## [TASK DESCRIPTION]
Find how many lines contain "адаптации" and state only that number.

## [ROWS]

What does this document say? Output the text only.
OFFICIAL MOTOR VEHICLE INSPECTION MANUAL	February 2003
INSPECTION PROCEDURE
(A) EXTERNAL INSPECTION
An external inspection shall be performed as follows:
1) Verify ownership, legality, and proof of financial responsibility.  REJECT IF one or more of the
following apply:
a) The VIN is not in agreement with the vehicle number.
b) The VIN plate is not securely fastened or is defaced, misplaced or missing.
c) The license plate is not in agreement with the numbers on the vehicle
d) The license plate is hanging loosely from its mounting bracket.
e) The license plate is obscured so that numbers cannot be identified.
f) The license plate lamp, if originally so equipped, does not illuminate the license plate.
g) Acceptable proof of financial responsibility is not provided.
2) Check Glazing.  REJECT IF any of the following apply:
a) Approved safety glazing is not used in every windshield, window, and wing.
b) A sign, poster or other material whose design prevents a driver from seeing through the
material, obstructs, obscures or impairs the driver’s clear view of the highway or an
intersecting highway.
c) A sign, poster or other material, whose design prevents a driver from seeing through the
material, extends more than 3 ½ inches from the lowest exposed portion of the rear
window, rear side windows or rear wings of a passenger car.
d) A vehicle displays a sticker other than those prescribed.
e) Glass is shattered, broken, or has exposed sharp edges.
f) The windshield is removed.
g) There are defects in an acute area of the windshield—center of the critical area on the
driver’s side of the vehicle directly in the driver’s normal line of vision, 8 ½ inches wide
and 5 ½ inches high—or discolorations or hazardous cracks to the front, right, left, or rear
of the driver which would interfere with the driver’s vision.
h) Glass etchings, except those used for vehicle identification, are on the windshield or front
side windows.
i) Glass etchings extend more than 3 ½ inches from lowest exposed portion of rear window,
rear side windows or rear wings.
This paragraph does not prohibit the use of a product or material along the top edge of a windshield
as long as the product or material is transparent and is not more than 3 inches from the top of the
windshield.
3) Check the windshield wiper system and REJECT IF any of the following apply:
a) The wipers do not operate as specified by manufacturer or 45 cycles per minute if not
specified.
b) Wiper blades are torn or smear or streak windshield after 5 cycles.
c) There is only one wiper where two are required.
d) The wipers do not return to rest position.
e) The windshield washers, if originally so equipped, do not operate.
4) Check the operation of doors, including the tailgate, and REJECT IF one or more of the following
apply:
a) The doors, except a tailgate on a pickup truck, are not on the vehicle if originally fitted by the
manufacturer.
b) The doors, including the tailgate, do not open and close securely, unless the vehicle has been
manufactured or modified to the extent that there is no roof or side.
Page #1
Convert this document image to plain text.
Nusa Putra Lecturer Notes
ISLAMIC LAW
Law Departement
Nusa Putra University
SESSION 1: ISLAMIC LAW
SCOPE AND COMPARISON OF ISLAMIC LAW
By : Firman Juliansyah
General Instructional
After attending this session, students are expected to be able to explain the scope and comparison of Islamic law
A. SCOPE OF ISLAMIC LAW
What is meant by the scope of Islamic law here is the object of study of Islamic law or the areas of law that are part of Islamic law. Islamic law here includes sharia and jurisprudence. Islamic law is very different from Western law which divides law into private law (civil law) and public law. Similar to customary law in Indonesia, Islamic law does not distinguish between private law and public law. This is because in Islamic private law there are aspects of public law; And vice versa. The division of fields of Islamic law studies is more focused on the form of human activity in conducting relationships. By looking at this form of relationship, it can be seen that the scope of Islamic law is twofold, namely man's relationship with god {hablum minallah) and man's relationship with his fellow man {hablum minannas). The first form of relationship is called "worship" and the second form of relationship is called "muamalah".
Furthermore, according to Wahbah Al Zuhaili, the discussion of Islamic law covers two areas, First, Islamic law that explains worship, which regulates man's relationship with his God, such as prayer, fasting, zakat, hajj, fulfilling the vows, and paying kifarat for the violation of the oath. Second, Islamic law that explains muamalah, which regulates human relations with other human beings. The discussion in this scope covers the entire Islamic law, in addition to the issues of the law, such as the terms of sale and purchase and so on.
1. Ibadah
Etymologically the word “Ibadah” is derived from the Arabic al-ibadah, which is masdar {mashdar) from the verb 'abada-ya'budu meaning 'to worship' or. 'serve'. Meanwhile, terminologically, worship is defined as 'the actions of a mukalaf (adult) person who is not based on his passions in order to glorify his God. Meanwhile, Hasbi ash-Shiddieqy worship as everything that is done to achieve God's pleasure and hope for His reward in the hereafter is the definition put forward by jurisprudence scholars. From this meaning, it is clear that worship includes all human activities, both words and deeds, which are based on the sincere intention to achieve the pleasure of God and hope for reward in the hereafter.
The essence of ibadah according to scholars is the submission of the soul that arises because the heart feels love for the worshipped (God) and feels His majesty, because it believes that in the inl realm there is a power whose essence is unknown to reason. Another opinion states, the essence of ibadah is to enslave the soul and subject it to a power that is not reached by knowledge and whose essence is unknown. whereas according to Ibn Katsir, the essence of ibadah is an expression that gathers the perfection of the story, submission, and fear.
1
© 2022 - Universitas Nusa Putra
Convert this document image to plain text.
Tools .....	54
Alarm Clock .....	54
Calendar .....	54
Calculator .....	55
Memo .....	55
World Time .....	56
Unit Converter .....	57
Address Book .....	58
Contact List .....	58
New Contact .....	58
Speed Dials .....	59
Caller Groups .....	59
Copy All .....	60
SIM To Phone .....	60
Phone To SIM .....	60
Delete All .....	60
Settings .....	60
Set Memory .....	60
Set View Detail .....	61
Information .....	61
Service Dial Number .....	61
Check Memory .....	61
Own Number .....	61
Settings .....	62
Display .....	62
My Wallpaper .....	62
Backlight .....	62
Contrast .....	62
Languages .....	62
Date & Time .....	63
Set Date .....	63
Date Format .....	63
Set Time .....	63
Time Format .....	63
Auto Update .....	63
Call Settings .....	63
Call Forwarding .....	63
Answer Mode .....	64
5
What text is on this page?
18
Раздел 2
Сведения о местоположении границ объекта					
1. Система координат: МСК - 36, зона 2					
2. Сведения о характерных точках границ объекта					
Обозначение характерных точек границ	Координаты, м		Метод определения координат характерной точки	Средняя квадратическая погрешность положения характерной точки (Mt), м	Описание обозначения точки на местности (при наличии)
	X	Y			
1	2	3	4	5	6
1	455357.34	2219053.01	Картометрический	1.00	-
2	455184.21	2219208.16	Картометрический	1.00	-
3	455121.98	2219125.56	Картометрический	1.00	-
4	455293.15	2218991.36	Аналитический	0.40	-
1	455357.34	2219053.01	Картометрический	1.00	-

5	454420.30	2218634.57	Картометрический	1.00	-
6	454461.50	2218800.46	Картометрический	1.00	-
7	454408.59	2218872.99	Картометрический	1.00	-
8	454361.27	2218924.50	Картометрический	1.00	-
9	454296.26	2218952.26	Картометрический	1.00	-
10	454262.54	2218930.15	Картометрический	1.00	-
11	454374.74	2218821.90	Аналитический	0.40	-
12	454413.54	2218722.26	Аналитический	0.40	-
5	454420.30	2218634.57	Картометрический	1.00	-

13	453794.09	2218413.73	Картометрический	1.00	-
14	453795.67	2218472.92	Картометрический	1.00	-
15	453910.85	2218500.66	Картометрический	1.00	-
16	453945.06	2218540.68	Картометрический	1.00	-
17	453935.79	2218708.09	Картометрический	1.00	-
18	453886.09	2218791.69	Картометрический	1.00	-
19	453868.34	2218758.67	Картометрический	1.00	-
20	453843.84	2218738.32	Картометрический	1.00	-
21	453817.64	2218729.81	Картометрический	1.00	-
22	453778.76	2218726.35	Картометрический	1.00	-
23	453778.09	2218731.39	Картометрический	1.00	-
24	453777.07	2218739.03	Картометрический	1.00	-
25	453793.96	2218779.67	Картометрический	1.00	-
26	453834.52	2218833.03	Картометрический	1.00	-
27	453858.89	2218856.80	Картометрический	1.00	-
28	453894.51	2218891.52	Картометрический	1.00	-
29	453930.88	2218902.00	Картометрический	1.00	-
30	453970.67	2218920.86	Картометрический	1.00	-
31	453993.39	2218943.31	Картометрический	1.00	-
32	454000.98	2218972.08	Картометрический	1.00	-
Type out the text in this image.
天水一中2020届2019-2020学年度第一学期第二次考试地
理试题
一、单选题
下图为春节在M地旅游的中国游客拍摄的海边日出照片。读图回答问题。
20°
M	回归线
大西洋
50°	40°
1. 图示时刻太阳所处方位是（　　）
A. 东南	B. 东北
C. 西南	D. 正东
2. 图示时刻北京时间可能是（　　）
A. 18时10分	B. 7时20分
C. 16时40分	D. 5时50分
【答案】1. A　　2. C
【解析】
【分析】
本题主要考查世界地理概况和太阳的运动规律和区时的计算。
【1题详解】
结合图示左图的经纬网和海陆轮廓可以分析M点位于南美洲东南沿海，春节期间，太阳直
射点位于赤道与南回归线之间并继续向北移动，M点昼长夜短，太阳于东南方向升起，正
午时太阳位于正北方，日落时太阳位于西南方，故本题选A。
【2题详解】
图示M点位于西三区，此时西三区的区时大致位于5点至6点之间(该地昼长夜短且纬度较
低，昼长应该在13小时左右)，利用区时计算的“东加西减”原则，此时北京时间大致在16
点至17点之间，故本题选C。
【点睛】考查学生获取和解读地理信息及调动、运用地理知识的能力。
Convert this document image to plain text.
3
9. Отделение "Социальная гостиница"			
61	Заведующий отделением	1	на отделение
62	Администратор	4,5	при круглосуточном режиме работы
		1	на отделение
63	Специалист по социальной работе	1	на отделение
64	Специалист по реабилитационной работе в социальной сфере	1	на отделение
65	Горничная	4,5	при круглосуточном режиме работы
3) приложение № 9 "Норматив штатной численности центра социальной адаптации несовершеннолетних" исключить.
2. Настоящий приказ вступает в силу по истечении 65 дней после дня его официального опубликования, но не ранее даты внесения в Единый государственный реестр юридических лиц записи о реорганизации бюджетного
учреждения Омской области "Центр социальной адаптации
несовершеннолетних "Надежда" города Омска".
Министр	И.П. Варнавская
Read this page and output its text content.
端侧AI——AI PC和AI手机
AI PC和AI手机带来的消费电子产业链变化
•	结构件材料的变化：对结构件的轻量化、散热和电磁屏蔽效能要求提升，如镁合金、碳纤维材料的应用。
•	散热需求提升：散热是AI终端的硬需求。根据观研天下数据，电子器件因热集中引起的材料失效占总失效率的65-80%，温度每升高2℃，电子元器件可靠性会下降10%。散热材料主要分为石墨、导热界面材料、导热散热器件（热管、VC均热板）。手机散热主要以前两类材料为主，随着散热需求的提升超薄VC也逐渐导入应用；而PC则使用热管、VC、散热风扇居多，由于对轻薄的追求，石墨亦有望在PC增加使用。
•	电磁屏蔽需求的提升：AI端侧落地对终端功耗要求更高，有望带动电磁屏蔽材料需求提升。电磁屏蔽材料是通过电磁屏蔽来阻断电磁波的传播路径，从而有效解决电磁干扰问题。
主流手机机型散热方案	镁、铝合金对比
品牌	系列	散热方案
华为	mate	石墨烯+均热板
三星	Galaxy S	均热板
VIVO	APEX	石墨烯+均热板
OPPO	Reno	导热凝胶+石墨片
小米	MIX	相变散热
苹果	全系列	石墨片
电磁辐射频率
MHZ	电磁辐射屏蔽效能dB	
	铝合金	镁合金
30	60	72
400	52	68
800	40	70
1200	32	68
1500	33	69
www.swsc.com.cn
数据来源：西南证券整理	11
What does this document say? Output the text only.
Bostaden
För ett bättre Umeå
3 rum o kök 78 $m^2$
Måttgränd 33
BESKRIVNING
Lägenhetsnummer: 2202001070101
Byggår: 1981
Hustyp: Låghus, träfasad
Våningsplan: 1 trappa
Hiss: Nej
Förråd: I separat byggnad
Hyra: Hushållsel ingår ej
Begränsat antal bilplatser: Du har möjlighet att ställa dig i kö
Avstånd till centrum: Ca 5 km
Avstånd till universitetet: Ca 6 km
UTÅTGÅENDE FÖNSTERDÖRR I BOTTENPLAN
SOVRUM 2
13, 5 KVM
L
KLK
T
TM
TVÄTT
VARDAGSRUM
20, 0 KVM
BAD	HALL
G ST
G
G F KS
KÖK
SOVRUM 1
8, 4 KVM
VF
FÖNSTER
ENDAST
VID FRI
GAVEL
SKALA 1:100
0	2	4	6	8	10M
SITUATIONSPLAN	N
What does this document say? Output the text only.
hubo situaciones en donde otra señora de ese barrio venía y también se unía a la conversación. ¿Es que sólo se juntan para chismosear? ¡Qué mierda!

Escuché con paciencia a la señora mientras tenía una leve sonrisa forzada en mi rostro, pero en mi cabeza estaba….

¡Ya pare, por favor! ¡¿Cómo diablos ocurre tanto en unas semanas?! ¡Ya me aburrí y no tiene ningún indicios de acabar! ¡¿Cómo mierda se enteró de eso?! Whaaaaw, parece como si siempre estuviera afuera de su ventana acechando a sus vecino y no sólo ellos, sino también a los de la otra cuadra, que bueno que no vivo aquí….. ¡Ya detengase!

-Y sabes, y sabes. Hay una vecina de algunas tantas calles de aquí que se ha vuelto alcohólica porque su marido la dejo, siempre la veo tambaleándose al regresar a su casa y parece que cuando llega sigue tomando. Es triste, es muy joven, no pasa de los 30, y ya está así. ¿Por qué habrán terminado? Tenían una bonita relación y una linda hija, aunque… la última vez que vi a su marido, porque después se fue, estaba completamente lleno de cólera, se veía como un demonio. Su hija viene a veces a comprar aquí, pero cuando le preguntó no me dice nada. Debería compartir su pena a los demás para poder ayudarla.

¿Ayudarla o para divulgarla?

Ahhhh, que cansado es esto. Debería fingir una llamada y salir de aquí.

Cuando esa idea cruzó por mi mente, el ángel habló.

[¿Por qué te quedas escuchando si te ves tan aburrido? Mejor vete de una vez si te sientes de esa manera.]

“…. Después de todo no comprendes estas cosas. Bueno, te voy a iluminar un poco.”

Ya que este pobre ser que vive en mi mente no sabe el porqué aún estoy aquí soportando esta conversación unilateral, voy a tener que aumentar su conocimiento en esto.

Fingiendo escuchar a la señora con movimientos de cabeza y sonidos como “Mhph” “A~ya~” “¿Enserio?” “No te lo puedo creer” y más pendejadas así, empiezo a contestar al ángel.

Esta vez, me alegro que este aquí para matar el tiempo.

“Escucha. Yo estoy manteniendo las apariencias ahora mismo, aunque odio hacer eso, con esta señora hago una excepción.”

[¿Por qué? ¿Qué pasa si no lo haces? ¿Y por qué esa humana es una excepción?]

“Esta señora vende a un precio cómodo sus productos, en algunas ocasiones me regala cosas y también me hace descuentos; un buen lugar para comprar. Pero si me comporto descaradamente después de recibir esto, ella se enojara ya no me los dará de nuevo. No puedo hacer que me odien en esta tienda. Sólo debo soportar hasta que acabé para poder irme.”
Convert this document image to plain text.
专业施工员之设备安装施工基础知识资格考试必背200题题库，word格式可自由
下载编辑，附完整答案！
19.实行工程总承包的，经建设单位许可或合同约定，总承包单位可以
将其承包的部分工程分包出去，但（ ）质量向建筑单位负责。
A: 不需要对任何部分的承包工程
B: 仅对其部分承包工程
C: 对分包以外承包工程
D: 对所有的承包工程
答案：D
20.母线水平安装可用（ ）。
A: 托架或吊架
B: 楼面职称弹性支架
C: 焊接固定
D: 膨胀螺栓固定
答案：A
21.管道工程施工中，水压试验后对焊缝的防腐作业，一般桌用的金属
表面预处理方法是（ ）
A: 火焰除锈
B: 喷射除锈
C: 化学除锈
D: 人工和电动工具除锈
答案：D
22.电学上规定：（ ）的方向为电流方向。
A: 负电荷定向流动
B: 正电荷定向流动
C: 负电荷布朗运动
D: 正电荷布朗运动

## [EXERCISE OUTPUT]
2